# [Figure dataset records]

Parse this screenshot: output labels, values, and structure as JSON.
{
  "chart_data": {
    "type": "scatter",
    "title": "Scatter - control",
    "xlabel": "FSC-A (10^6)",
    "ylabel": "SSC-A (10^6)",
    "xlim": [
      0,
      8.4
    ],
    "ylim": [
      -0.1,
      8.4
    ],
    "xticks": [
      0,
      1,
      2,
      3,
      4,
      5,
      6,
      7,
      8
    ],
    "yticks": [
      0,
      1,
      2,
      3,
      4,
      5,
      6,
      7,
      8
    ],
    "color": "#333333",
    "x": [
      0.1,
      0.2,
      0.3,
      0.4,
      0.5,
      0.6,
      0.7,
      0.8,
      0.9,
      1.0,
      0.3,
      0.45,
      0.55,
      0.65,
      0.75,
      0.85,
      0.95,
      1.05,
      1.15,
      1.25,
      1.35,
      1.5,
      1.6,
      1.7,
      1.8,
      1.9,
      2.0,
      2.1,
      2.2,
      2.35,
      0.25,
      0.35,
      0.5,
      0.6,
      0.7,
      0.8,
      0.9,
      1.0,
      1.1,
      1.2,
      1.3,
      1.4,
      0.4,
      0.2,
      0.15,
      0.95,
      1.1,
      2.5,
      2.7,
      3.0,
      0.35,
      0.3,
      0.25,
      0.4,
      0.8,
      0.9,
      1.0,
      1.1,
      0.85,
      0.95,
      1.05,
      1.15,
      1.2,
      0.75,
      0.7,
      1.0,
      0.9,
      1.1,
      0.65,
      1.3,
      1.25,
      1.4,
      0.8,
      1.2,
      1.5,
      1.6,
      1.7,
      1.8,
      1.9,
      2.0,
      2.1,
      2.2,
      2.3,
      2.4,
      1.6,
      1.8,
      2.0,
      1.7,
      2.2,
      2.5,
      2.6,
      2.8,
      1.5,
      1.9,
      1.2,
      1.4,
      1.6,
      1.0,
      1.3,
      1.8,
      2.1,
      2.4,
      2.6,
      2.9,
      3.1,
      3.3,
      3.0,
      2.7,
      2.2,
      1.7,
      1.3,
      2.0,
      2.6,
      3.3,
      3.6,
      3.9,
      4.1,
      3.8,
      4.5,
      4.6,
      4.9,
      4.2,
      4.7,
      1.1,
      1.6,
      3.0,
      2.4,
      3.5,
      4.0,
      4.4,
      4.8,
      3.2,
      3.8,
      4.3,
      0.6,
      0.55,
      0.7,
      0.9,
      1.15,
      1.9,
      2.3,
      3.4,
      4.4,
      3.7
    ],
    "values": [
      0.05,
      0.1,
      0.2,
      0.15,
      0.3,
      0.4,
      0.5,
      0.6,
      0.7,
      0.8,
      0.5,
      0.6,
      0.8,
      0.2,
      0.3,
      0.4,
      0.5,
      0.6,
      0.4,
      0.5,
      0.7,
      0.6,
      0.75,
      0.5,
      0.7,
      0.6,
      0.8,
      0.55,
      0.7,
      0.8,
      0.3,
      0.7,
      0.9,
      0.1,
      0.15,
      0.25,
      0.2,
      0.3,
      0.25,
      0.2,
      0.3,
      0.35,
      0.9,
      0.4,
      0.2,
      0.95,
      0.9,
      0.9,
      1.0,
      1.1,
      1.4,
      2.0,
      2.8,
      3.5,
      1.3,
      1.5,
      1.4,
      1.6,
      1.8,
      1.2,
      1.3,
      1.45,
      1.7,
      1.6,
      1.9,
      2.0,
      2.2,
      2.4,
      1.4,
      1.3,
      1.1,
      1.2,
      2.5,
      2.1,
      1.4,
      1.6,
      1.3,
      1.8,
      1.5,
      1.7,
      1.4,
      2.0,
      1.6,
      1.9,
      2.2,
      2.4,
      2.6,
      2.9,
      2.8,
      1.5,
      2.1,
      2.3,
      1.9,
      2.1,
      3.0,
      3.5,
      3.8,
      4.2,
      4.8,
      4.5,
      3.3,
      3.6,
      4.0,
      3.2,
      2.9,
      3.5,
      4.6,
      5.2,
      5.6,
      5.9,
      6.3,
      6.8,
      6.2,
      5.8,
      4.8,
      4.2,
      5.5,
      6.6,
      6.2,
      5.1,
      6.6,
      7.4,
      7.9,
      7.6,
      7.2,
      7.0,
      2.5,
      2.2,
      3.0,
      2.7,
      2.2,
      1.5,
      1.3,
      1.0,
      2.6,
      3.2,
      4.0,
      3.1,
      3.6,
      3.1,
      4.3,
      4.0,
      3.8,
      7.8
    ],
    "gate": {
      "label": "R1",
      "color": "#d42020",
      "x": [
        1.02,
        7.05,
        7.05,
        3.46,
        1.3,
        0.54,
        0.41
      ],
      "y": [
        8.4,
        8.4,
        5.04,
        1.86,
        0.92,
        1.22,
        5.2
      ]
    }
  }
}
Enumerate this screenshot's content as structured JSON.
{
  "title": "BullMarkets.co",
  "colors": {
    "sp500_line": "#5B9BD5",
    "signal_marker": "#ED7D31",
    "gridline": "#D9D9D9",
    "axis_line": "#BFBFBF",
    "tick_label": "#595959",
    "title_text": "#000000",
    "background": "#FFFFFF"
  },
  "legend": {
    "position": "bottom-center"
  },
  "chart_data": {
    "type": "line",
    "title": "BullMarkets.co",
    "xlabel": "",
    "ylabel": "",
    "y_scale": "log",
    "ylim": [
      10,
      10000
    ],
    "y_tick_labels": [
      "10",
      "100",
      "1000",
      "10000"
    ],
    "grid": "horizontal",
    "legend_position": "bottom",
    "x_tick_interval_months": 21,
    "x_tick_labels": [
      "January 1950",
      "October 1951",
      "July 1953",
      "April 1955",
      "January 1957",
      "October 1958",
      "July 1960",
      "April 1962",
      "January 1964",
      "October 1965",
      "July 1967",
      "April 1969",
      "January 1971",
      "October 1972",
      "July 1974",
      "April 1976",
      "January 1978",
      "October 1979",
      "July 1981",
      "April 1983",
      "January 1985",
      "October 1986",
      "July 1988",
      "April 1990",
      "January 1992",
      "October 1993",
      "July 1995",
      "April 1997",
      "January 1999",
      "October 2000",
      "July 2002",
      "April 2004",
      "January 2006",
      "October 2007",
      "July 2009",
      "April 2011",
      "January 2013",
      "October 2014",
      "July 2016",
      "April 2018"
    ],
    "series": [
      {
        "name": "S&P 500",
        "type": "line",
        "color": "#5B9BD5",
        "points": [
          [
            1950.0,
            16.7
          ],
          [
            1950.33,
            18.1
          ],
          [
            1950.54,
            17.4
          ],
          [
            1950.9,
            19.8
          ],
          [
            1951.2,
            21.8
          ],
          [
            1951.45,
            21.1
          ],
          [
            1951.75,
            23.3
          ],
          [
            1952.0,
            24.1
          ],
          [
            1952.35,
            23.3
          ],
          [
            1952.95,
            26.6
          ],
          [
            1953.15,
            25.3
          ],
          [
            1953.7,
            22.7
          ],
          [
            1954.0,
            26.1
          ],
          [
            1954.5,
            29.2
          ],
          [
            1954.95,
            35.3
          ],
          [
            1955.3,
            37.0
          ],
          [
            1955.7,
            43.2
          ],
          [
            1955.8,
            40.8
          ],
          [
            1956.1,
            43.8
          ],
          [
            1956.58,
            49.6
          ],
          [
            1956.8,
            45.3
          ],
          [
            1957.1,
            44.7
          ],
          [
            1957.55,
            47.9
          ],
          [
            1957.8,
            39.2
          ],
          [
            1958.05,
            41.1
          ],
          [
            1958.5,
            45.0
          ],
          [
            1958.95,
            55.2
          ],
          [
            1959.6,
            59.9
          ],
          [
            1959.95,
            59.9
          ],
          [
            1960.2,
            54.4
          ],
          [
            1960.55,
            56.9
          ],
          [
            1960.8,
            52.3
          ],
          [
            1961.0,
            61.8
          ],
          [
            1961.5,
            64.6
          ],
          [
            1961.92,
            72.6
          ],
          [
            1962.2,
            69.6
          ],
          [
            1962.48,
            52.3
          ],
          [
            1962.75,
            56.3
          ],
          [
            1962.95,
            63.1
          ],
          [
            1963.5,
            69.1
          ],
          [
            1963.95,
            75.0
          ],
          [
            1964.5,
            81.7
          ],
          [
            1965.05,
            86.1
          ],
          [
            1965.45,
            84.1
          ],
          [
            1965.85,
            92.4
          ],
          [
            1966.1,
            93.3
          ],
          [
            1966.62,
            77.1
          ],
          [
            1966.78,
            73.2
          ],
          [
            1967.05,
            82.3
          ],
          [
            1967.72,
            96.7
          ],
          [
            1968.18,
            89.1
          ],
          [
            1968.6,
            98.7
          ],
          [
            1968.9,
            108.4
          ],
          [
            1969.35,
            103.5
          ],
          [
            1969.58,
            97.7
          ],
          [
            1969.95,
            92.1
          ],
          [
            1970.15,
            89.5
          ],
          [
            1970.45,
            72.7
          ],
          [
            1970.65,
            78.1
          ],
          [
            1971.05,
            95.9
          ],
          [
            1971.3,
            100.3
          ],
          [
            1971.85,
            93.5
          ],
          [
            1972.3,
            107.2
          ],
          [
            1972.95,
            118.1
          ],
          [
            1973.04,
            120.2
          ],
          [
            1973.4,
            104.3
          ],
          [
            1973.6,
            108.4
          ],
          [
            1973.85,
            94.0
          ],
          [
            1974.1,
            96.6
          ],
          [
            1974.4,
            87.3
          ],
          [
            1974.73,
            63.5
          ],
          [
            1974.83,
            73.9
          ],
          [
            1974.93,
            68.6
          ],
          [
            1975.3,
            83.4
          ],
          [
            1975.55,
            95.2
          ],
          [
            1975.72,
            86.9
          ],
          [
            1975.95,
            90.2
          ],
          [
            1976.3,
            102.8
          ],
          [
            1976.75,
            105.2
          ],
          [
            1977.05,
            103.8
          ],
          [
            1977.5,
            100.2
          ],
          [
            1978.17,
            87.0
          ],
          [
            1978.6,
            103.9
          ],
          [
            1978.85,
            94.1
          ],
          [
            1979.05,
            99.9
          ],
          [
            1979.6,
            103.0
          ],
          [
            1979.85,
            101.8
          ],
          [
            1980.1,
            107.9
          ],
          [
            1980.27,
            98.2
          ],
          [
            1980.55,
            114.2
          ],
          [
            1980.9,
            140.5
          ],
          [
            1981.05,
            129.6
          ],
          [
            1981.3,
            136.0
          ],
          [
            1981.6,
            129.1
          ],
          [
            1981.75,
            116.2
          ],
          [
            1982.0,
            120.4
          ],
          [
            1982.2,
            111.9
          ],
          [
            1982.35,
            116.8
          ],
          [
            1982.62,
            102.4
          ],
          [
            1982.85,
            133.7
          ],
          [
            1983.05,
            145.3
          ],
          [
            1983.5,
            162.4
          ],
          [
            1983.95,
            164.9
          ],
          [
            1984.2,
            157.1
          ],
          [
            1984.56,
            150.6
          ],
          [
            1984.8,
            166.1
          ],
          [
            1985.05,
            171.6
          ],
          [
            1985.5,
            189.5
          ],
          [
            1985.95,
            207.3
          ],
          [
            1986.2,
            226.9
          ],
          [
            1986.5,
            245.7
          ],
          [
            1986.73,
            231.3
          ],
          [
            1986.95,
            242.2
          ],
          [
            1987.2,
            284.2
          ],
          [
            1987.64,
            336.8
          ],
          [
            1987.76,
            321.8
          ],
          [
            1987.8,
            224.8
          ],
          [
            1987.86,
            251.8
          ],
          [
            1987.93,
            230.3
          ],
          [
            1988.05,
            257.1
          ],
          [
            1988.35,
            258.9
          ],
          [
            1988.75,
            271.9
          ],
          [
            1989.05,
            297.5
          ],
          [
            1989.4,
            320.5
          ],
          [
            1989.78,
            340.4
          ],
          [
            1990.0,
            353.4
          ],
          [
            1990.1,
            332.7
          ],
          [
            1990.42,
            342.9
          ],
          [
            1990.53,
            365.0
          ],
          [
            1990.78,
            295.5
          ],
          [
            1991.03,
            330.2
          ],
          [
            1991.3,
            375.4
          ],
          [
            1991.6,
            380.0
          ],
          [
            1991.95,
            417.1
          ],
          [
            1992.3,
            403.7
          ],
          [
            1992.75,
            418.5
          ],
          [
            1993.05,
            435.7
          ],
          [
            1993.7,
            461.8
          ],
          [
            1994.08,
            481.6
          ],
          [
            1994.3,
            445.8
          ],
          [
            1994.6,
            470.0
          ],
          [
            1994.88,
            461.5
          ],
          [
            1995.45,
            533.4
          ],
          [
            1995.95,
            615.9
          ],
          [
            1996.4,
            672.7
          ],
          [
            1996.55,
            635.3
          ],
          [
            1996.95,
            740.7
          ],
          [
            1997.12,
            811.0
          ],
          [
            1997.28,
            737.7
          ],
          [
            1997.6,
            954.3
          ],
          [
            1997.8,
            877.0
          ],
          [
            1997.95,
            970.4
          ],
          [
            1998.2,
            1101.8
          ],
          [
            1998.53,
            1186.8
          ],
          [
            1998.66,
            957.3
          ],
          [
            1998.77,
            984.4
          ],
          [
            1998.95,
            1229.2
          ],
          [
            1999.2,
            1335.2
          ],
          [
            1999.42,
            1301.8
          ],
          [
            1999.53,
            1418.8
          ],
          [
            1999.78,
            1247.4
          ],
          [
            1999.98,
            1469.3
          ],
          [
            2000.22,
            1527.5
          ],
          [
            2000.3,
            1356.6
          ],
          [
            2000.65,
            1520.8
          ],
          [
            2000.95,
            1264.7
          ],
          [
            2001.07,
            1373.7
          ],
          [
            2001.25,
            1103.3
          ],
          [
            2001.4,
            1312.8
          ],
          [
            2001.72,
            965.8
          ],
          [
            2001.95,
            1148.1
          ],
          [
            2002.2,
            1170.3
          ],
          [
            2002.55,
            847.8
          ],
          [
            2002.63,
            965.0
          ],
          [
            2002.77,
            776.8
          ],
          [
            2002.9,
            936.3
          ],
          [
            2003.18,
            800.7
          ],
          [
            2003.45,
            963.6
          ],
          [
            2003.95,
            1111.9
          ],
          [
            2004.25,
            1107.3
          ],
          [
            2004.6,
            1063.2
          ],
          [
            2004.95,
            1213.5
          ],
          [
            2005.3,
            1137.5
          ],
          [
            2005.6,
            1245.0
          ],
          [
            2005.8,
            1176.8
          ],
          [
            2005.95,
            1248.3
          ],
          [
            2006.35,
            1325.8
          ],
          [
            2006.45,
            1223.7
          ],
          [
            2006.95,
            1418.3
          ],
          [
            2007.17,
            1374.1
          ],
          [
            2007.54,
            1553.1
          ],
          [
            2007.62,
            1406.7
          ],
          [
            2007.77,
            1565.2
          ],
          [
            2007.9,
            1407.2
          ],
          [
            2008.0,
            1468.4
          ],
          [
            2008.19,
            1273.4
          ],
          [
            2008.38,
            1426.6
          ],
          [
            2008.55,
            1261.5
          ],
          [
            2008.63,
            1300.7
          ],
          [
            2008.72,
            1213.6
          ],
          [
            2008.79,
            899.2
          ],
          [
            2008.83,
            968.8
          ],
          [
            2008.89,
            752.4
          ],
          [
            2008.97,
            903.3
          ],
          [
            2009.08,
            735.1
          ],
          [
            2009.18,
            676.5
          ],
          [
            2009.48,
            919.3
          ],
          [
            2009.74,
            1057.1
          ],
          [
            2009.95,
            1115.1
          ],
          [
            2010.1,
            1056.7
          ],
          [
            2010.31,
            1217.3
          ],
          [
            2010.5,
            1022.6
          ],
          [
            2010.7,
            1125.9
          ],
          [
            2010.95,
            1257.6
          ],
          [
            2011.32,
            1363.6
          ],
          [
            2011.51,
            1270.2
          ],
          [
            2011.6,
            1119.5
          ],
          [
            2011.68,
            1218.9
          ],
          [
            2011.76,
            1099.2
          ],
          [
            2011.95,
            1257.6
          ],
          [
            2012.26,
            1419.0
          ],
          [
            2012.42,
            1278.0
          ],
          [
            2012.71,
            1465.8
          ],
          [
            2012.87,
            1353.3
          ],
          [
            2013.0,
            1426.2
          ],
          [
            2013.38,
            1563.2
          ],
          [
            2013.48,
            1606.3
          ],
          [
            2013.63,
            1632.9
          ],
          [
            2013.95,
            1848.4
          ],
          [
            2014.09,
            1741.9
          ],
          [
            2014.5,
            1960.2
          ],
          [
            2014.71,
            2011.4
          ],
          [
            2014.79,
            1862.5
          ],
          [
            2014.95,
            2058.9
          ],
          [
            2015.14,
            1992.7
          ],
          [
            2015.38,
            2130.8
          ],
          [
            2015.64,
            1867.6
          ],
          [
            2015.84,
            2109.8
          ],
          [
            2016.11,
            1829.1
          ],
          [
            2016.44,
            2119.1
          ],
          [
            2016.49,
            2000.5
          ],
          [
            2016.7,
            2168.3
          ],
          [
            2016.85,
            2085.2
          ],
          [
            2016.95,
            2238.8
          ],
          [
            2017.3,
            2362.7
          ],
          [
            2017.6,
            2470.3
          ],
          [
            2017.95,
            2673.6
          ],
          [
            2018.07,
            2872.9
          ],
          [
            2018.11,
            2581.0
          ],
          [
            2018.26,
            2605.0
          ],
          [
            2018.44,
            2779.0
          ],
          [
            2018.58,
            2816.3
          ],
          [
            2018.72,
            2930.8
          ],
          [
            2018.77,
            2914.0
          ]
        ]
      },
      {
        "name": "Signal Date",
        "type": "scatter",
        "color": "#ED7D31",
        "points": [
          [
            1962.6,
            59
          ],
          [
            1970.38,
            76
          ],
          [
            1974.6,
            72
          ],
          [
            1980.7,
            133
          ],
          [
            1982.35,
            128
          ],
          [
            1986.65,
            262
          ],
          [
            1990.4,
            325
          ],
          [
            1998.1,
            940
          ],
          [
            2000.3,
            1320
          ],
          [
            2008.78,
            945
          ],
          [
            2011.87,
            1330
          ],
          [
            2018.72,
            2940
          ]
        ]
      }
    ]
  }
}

# [Written task]
Copy each line from the records above that includes the string "type".

# [Task response]
    "type": "scatter",
    "type": "line",
        "type": "line",
        "type": "scatter",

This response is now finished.